═════ Supplied material ═════

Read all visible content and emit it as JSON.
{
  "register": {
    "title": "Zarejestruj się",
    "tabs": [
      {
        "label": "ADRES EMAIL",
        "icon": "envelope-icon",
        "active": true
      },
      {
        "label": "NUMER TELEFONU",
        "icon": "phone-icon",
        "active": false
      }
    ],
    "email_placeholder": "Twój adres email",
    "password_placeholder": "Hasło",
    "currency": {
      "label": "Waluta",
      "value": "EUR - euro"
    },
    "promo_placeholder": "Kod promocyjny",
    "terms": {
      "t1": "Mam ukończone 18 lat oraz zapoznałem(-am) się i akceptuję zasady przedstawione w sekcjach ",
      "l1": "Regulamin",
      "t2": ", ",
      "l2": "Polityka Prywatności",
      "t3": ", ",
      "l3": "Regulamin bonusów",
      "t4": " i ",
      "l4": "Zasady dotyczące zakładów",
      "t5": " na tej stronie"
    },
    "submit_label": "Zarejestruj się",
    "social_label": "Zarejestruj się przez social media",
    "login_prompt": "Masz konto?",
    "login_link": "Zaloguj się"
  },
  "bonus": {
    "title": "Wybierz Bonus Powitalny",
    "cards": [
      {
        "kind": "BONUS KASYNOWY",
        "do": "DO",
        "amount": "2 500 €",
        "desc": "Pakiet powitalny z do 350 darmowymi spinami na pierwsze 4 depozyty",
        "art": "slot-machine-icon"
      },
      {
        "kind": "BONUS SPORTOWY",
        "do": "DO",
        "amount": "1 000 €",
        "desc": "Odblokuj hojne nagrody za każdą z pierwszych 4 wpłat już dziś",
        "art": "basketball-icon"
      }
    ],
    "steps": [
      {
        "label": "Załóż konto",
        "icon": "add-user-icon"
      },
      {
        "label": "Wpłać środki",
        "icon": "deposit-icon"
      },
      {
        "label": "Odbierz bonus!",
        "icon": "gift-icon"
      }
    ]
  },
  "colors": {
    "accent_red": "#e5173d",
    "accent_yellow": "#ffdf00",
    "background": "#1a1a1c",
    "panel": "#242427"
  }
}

═════

> _Problem to solve_
From the entries above, copy every line where the word "title" shows up.

> _Complete output_
    "title": "Zarejestruj się",
    "title": "Wybierz Bonus Powitalny",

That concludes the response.